━━ Input rows

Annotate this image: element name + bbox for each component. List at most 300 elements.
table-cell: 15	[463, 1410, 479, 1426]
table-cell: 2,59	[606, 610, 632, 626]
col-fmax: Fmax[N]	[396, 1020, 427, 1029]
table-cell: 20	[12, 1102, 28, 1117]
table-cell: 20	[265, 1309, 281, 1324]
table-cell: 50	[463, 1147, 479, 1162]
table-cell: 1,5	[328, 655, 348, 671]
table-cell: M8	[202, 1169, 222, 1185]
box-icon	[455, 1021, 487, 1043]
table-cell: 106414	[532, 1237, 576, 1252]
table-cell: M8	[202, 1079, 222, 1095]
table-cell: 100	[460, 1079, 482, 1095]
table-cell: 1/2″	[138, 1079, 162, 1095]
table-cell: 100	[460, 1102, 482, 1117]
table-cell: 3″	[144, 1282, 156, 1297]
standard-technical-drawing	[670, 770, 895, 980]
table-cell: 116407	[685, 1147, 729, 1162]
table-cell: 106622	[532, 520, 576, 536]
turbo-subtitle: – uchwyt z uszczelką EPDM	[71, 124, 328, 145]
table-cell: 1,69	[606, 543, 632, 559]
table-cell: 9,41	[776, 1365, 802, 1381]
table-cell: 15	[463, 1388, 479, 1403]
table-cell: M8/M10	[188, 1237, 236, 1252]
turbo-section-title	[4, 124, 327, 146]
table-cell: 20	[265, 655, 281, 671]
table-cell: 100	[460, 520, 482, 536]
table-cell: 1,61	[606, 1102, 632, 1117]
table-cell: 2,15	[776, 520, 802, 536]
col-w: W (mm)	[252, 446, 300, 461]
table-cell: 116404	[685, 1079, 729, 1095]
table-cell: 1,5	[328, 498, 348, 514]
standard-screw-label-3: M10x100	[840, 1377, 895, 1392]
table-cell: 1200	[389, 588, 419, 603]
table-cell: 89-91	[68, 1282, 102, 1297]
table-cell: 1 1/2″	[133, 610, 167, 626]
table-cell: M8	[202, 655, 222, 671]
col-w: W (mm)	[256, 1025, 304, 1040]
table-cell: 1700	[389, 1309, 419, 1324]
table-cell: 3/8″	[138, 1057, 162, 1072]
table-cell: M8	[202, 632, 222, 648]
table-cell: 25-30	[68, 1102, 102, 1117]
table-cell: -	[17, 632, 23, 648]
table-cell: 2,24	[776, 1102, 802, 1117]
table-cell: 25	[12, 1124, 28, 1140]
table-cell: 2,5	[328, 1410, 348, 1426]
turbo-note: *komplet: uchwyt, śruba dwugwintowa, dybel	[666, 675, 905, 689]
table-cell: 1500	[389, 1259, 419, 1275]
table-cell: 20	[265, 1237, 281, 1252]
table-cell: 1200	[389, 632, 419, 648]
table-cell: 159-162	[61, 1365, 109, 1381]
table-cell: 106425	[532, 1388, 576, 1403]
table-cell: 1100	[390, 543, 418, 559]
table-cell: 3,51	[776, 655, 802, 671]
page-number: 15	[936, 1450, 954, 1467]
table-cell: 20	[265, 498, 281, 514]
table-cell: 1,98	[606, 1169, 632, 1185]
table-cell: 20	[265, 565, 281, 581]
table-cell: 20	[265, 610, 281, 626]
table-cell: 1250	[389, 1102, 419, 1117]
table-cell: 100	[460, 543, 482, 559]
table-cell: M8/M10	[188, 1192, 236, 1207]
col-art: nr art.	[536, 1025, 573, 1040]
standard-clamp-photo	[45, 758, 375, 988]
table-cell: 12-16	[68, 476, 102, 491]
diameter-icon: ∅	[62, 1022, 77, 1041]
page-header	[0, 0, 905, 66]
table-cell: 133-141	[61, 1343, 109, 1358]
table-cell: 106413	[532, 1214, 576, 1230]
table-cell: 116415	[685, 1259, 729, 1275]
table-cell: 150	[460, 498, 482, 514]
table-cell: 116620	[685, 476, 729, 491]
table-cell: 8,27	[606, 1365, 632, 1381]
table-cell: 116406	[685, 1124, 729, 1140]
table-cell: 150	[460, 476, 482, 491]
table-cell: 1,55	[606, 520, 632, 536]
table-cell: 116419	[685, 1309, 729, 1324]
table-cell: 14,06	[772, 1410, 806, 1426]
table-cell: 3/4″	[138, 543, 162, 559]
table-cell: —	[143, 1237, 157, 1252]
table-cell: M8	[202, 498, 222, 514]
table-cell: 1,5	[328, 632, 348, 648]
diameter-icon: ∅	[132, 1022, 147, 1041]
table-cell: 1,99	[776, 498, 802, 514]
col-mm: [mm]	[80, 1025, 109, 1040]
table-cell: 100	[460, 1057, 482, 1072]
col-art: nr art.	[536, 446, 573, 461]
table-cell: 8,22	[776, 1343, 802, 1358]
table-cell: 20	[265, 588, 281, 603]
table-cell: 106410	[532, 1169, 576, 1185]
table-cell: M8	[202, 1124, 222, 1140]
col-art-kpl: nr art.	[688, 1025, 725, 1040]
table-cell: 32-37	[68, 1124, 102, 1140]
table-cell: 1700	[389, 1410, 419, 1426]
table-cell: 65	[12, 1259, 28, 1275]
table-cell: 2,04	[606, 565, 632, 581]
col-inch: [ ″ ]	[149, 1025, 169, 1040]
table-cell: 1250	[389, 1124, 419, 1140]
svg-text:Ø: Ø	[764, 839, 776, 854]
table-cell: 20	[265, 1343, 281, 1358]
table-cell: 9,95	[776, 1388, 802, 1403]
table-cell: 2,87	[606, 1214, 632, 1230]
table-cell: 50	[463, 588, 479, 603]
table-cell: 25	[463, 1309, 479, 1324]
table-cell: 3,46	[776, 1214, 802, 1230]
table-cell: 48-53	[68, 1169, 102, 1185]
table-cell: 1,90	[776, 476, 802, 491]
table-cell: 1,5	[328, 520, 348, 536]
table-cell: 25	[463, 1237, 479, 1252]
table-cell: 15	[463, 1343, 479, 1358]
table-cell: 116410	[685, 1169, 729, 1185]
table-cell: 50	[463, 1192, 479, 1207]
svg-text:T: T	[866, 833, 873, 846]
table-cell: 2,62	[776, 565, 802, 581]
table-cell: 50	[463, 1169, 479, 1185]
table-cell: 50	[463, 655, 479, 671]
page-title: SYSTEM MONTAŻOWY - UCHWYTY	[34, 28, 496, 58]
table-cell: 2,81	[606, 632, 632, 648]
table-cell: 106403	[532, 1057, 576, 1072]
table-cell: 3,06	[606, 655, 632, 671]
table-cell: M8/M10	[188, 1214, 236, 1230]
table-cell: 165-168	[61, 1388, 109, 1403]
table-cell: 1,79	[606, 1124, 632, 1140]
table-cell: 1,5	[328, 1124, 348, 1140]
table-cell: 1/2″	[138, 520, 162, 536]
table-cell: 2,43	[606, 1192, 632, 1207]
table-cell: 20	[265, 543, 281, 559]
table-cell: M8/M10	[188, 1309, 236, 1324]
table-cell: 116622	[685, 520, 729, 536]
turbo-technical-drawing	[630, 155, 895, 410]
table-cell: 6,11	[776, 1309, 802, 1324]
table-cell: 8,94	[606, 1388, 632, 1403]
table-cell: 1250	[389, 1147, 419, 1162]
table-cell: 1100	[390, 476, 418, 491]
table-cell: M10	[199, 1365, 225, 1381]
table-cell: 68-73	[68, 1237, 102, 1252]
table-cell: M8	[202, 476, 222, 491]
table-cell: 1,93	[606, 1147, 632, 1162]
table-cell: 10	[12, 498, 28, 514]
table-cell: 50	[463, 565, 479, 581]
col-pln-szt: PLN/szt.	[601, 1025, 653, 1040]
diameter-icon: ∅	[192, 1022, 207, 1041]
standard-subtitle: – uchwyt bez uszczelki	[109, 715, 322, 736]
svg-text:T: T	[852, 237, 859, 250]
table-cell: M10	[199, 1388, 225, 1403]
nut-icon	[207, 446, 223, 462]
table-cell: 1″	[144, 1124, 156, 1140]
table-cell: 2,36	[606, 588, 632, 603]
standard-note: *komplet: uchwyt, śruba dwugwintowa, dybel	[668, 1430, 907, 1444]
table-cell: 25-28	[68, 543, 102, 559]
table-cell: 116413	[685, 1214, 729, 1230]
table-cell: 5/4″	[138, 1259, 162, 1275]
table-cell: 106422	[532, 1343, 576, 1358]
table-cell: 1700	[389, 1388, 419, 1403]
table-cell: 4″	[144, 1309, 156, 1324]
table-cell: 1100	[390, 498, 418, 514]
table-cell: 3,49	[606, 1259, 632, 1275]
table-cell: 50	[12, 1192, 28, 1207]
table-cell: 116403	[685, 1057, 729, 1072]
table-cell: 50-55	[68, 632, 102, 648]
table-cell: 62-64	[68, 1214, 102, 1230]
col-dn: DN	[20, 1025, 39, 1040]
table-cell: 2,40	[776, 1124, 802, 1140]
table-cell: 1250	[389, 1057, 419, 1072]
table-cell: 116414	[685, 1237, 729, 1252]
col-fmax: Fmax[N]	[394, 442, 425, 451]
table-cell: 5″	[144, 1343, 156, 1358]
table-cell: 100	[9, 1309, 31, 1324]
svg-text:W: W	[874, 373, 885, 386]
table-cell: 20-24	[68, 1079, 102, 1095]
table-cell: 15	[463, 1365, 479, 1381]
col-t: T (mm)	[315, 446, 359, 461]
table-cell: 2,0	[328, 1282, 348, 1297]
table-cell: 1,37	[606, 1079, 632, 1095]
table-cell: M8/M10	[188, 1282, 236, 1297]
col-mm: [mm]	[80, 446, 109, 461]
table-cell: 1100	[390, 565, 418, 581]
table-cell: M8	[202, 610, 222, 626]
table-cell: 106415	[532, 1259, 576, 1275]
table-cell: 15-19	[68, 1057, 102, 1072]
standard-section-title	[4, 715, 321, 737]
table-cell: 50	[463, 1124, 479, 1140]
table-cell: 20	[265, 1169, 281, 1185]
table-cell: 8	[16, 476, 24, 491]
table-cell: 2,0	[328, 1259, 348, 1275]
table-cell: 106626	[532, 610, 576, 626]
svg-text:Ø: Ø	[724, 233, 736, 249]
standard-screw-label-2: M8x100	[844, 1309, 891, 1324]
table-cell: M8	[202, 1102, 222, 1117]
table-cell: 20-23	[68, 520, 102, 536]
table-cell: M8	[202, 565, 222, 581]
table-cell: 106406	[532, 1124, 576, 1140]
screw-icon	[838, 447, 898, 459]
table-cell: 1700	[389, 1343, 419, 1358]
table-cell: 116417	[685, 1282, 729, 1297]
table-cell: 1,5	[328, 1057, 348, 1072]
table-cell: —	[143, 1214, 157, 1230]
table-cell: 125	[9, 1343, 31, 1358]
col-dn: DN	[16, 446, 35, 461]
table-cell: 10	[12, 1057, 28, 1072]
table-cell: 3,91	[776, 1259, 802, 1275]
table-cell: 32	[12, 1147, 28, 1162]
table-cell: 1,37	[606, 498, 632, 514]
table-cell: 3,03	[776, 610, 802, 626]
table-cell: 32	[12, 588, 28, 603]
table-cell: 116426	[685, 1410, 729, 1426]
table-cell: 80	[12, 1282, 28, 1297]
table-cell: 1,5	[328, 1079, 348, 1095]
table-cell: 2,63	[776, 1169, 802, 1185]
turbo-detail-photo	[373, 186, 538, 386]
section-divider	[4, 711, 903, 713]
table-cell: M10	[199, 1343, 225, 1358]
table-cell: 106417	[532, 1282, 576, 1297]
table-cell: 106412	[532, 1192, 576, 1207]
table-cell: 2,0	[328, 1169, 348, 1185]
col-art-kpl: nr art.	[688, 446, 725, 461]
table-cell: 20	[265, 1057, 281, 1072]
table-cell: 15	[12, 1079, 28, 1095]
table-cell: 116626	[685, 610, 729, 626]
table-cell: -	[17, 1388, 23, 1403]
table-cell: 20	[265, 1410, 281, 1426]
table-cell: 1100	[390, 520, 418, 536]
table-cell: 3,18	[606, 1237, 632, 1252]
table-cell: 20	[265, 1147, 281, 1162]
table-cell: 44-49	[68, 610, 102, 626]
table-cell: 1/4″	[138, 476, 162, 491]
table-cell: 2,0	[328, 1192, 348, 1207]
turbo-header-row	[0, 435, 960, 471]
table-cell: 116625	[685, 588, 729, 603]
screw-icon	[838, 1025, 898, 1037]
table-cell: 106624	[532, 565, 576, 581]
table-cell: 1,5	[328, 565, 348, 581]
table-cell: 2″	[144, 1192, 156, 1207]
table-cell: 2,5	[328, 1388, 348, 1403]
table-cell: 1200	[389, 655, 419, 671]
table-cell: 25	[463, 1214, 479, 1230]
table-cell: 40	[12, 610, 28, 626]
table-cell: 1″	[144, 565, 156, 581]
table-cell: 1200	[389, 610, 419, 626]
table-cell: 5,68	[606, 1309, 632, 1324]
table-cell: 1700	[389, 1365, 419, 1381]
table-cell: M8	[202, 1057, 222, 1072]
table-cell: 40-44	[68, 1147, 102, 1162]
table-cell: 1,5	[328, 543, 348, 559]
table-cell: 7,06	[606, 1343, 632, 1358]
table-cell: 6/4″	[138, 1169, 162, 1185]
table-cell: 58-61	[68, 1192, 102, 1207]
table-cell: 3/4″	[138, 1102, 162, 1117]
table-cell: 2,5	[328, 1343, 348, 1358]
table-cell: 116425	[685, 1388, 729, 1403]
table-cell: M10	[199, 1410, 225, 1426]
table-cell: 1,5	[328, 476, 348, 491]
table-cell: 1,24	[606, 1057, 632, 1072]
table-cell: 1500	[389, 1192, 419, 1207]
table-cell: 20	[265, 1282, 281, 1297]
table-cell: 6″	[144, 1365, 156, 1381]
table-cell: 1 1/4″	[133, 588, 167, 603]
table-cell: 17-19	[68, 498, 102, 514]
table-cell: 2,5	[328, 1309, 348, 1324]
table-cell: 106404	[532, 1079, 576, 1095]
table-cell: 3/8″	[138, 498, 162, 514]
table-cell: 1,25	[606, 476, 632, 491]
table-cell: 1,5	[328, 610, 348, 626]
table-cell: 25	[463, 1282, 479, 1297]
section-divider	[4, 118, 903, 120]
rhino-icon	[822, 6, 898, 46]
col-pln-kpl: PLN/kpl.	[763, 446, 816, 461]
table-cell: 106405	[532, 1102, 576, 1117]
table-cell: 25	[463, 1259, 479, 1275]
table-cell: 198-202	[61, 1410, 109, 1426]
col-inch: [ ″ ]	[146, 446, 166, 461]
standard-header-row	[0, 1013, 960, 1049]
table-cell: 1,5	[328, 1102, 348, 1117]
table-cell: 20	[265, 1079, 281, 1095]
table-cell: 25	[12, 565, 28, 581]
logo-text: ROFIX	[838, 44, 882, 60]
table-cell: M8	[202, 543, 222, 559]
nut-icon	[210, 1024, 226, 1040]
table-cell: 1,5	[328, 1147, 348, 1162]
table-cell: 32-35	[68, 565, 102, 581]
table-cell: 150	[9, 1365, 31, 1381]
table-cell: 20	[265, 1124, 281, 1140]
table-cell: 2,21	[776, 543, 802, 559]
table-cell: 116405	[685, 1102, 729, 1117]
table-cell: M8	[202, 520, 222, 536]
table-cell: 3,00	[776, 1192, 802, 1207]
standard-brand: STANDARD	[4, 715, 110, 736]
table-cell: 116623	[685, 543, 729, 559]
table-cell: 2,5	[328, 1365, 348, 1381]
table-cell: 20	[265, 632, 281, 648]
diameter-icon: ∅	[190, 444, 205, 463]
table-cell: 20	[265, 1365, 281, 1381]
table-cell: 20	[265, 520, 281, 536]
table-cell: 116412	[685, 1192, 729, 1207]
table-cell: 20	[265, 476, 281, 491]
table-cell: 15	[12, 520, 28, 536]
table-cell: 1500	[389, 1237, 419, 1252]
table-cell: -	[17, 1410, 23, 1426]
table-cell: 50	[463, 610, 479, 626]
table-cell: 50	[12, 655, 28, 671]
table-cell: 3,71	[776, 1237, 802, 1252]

━━━━

What you are asked to do:
Retype the rows from the first one through the line containing "1102, 28, 1117]", including that line, character for character.

Exercise solution:
Annotate this image: element name + bbox for each component. List at most 300 elements.
table-cell: 15	[463, 1410, 479, 1426]
table-cell: 2,59	[606, 610, 632, 626]
col-fmax: Fmax[N]	[396, 1020, 427, 1029]
table-cell: 20	[12, 1102, 28, 1117]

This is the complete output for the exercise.